## [Dataset]
++++++++++

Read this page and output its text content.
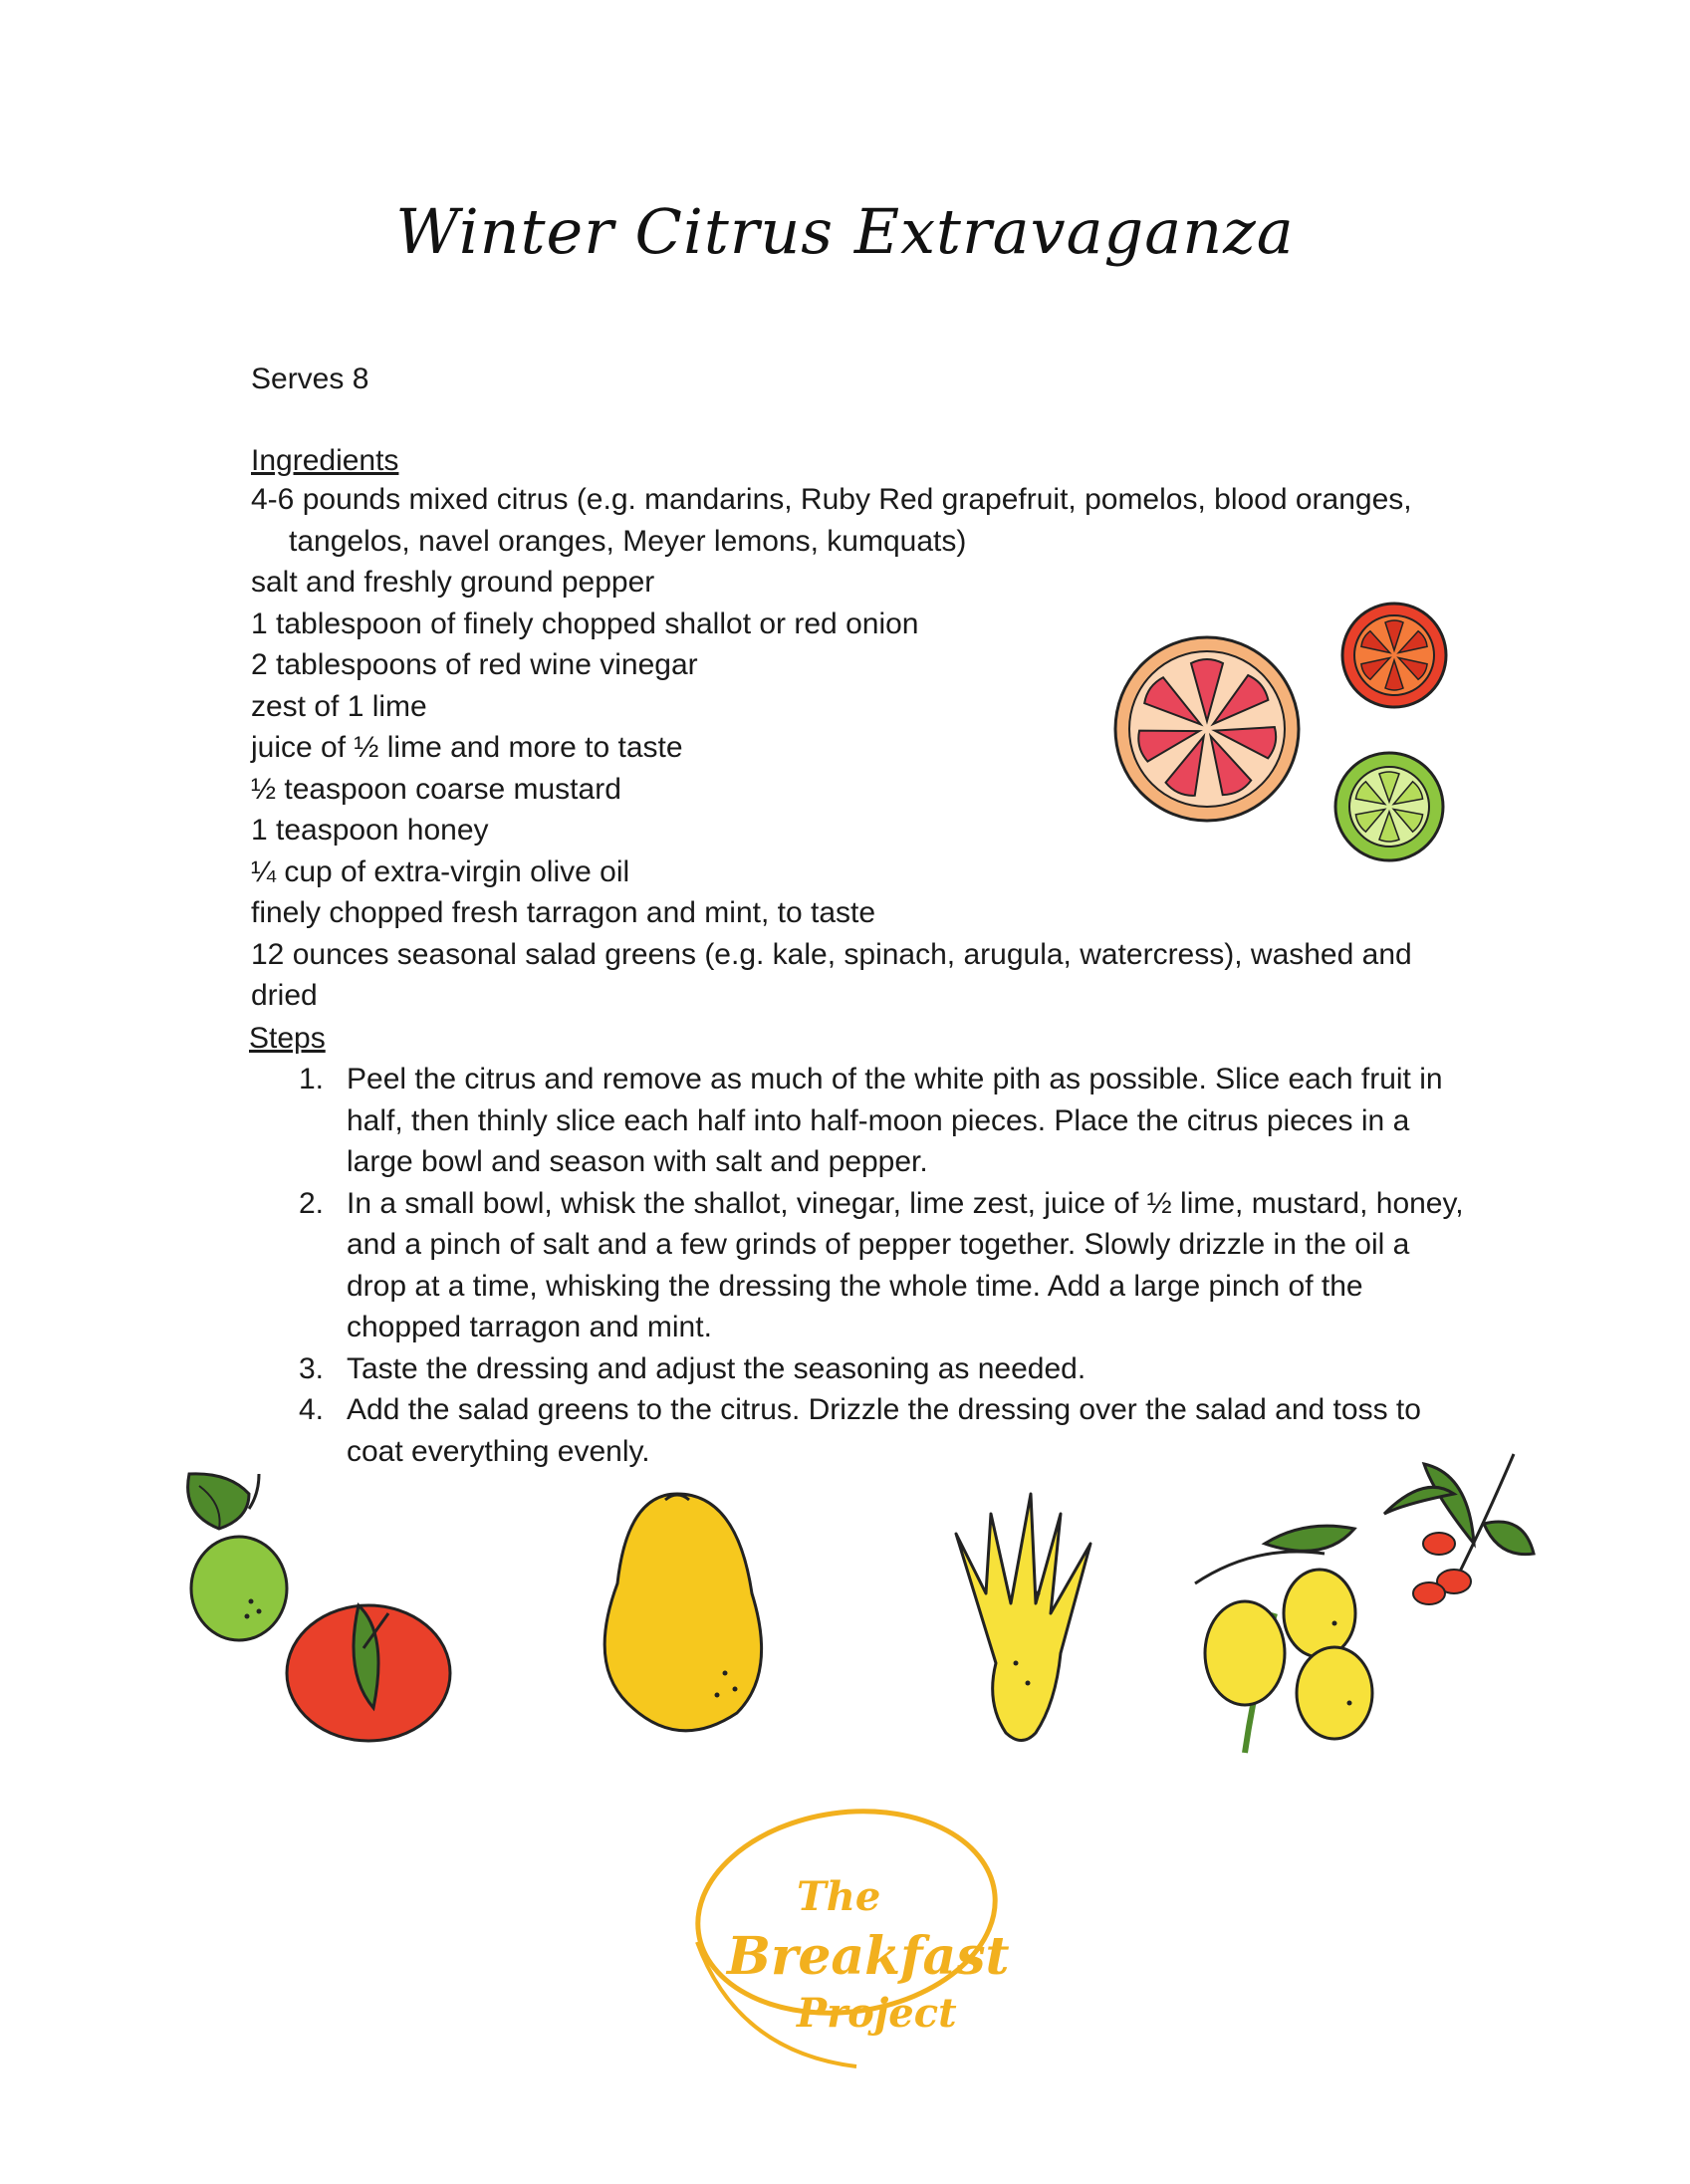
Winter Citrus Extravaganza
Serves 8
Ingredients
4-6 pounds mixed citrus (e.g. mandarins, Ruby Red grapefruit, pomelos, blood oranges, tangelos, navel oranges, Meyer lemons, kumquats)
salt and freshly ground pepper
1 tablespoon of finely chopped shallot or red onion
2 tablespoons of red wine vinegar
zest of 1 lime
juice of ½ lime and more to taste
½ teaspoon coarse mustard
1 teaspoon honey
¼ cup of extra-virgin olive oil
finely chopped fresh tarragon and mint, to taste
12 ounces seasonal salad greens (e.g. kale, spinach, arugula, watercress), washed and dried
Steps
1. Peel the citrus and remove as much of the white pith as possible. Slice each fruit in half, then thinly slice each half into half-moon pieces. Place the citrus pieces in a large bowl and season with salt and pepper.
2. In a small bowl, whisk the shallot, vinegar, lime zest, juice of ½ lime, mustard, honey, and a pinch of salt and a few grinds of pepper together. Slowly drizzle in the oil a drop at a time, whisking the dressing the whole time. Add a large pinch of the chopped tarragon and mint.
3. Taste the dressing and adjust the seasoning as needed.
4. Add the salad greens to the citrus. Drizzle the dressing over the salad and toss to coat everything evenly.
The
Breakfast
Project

++++++++++

In the entries above, find each line with the word "finely" and copy it.

1 tablespoon of finely chopped shallot or red onion
finely chopped fresh tarragon and mint, to taste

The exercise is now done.